## Written exercise
Exclude images, then output the remaining data verbatim.

## Raw records
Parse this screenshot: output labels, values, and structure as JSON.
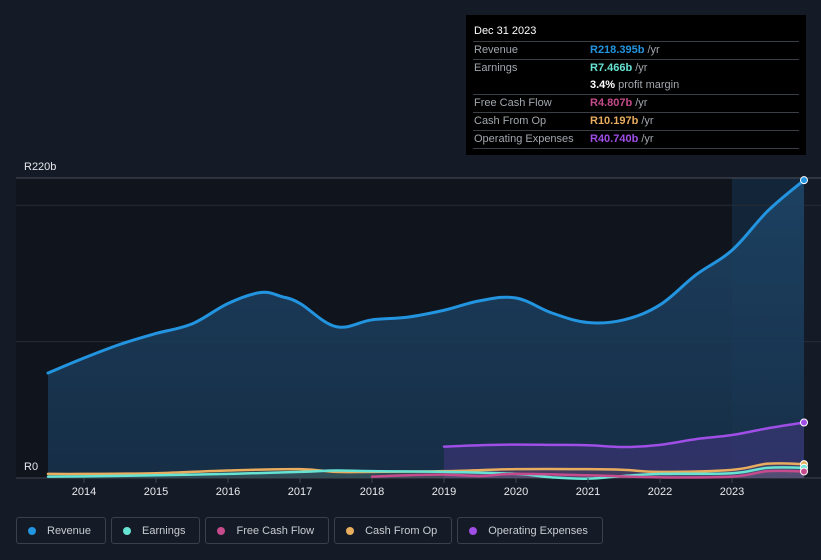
{
  "tooltip": {
    "date": "Dec 31 2023",
    "rows": [
      {
        "label": "Revenue",
        "value": "R218.395b",
        "unit": "/yr",
        "color": "#2394df"
      },
      {
        "label": "Earnings",
        "value": "R7.466b",
        "unit": "/yr",
        "color": "#66e3d3"
      },
      {
        "label": "",
        "value": "3.4%",
        "unit": "profit margin",
        "color": "#ffffff"
      },
      {
        "label": "Free Cash Flow",
        "value": "R4.807b",
        "unit": "/yr",
        "color": "#c64b8c"
      },
      {
        "label": "Cash From Op",
        "value": "R10.197b",
        "unit": "/yr",
        "color": "#e8ad5f"
      },
      {
        "label": "Operating Expenses",
        "value": "R40.740b",
        "unit": "/yr",
        "color": "#9f4ee6"
      }
    ]
  },
  "legend": [
    {
      "label": "Revenue",
      "color": "#2394df"
    },
    {
      "label": "Earnings",
      "color": "#66e3d3"
    },
    {
      "label": "Free Cash Flow",
      "color": "#c64b8c"
    },
    {
      "label": "Cash From Op",
      "color": "#e8ad5f"
    },
    {
      "label": "Operating Expenses",
      "color": "#9f4ee6"
    }
  ],
  "chart_data": {
    "type": "area",
    "title": "",
    "xlabel": "",
    "ylabel": "",
    "currency_prefix": "R",
    "y_unit": "b",
    "ylim": [
      0,
      220
    ],
    "y_tick_labels": [
      "R0",
      "R220b"
    ],
    "y_gridlines": [
      0,
      100,
      200,
      220
    ],
    "xlim": [
      2013.5,
      2024.0
    ],
    "x_ticks": [
      2014,
      2015,
      2016,
      2017,
      2018,
      2019,
      2020,
      2021,
      2022,
      2023
    ],
    "x_tick_labels": [
      "2014",
      "2015",
      "2016",
      "2017",
      "2018",
      "2019",
      "2020",
      "2021",
      "2022",
      "2023"
    ],
    "highlight_from": 2023.0,
    "legend_position": "bottom",
    "series": [
      {
        "name": "Revenue",
        "color": "#2394df",
        "x": [
          2013.5,
          2014.0,
          2014.5,
          2015.0,
          2015.5,
          2016.0,
          2016.45,
          2016.75,
          2017.0,
          2017.5,
          2018.0,
          2018.5,
          2019.0,
          2019.5,
          2020.0,
          2020.5,
          2021.0,
          2021.5,
          2022.0,
          2022.5,
          2023.0,
          2023.5,
          2024.0
        ],
        "values": [
          77,
          88,
          98,
          106,
          113,
          128,
          136,
          133,
          128,
          111,
          116,
          118,
          123,
          130,
          132,
          121,
          114,
          116,
          127,
          149,
          167,
          196,
          218.4
        ]
      },
      {
        "name": "Operating Expenses",
        "color": "#9f4ee6",
        "x": [
          2019.0,
          2019.5,
          2020.0,
          2020.5,
          2021.0,
          2021.5,
          2022.0,
          2022.5,
          2023.0,
          2023.5,
          2024.0
        ],
        "values": [
          23,
          24,
          24.5,
          24.3,
          24,
          22.7,
          24.3,
          28.5,
          31.5,
          36.5,
          40.7
        ]
      },
      {
        "name": "Cash From Op",
        "color": "#e8ad5f",
        "x": [
          2013.5,
          2014.0,
          2015.0,
          2016.0,
          2017.0,
          2017.5,
          2018.0,
          2019.0,
          2020.0,
          2021.0,
          2021.5,
          2022.0,
          2023.0,
          2023.5,
          2024.0
        ],
        "values": [
          3,
          3,
          3.5,
          5.5,
          6.5,
          4.5,
          4.5,
          5,
          6.5,
          6.5,
          6,
          4.5,
          6,
          10.5,
          10.2
        ]
      },
      {
        "name": "Earnings",
        "color": "#66e3d3",
        "x": [
          2013.5,
          2014.0,
          2015.0,
          2016.0,
          2017.0,
          2017.5,
          2018.0,
          2019.0,
          2020.0,
          2020.5,
          2021.0,
          2021.5,
          2022.0,
          2023.0,
          2023.5,
          2024.0
        ],
        "values": [
          1,
          1.2,
          2,
          3,
          4.5,
          5.5,
          5,
          4.5,
          3,
          0.5,
          -0.5,
          1.5,
          3,
          3.5,
          7.5,
          7.5
        ]
      },
      {
        "name": "Free Cash Flow",
        "color": "#c64b8c",
        "x": [
          2018.0,
          2018.5,
          2019.0,
          2019.5,
          2020.0,
          2021.0,
          2022.0,
          2023.0,
          2023.5,
          2024.0
        ],
        "values": [
          1,
          2,
          2.5,
          1.5,
          3,
          2,
          0.5,
          1,
          5,
          4.8
        ]
      }
    ]
  }
}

## Solution to this problem
Parse this screenshot: output labels, values, and structure as JSON.
{
  "tooltip": {
    "date": "Dec 31 2023",
    "rows": [
      {
        "label": "Revenue",
        "value": "R218.395b",
        "unit": "/yr",
        "color": "#2394df"
      },
      {
        "label": "Earnings",
        "value": "R7.466b",
        "unit": "/yr",
        "color": "#66e3d3"
      },
      {
        "label": "",
        "value": "3.4%",
        "unit": "profit margin",
        "color": "#ffffff"
      },
      {
        "label": "Free Cash Flow",
        "value": "R4.807b",
        "unit": "/yr",
        "color": "#c64b8c"
      },
      {
        "label": "Cash From Op",
        "value": "R10.197b",
        "unit": "/yr",
        "color": "#e8ad5f"
      },
      {
        "label": "Operating Expenses",
        "value": "R40.740b",
        "unit": "/yr",
        "color": "#9f4ee6"
      }
    ]
  },
  "legend": [
    {
      "label": "Revenue",
      "color": "#2394df"
    },
    {
      "label": "Earnings",
      "color": "#66e3d3"
    },
    {
      "label": "Free Cash Flow",
      "color": "#c64b8c"
    },
    {
      "label": "Cash From Op",
      "color": "#e8ad5f"
    },
    {
      "label": "Operating Expenses",
      "color": "#9f4ee6"
    }
  ],
  "chart_data": {
    "type": "area",
    "title": "",
    "xlabel": "",
    "ylabel": "",
    "currency_prefix": "R",
    "y_unit": "b",
    "ylim": [
      0,
      220
    ],
    "y_tick_labels": [
      "R0",
      "R220b"
    ],
    "y_gridlines": [
      0,
      100,
      200,
      220
    ],
    "xlim": [
      2013.5,
      2024.0
    ],
    "x_ticks": [
      2014,
      2015,
      2016,
      2017,
      2018,
      2019,
      2020,
      2021,
      2022,
      2023
    ],
    "x_tick_labels": [
      "2014",
      "2015",
      "2016",
      "2017",
      "2018",
      "2019",
      "2020",
      "2021",
      "2022",
      "2023"
    ],
    "highlight_from": 2023.0,
    "legend_position": "bottom",
    "series": [
      {
        "name": "Revenue",
        "color": "#2394df",
        "x": [
          2013.5,
          2014.0,
          2014.5,
          2015.0,
          2015.5,
          2016.0,
          2016.45,
          2016.75,
          2017.0,
          2017.5,
          2018.0,
          2018.5,
          2019.0,
          2019.5,
          2020.0,
          2020.5,
          2021.0,
          2021.5,
          2022.0,
          2022.5,
          2023.0,
          2023.5,
          2024.0
        ],
        "values": [
          77,
          88,
          98,
          106,
          113,
          128,
          136,
          133,
          128,
          111,
          116,
          118,
          123,
          130,
          132,
          121,
          114,
          116,
          127,
          149,
          167,
          196,
          218.4
        ]
      },
      {
        "name": "Operating Expenses",
        "color": "#9f4ee6",
        "x": [
          2019.0,
          2019.5,
          2020.0,
          2020.5,
          2021.0,
          2021.5,
          2022.0,
          2022.5,
          2023.0,
          2023.5,
          2024.0
        ],
        "values": [
          23,
          24,
          24.5,
          24.3,
          24,
          22.7,
          24.3,
          28.5,
          31.5,
          36.5,
          40.7
        ]
      },
      {
        "name": "Cash From Op",
        "color": "#e8ad5f",
        "x": [
          2013.5,
          2014.0,
          2015.0,
          2016.0,
          2017.0,
          2017.5,
          2018.0,
          2019.0,
          2020.0,
          2021.0,
          2021.5,
          2022.0,
          2023.0,
          2023.5,
          2024.0
        ],
        "values": [
          3,
          3,
          3.5,
          5.5,
          6.5,
          4.5,
          4.5,
          5,
          6.5,
          6.5,
          6,
          4.5,
          6,
          10.5,
          10.2
        ]
      },
      {
        "name": "Earnings",
        "color": "#66e3d3",
        "x": [
          2013.5,
          2014.0,
          2015.0,
          2016.0,
          2017.0,
          2017.5,
          2018.0,
          2019.0,
          2020.0,
          2020.5,
          2021.0,
          2021.5,
          2022.0,
          2023.0,
          2023.5,
          2024.0
        ],
        "values": [
          1,
          1.2,
          2,
          3,
          4.5,
          5.5,
          5,
          4.5,
          3,
          0.5,
          -0.5,
          1.5,
          3,
          3.5,
          7.5,
          7.5
        ]
      },
      {
        "name": "Free Cash Flow",
        "color": "#c64b8c",
        "x": [
          2018.0,
          2018.5,
          2019.0,
          2019.5,
          2020.0,
          2021.0,
          2022.0,
          2023.0,
          2023.5,
          2024.0
        ],
        "values": [
          1,
          2,
          2.5,
          1.5,
          3,
          2,
          0.5,
          1,
          5,
          4.8
        ]
      }
    ]
  }
}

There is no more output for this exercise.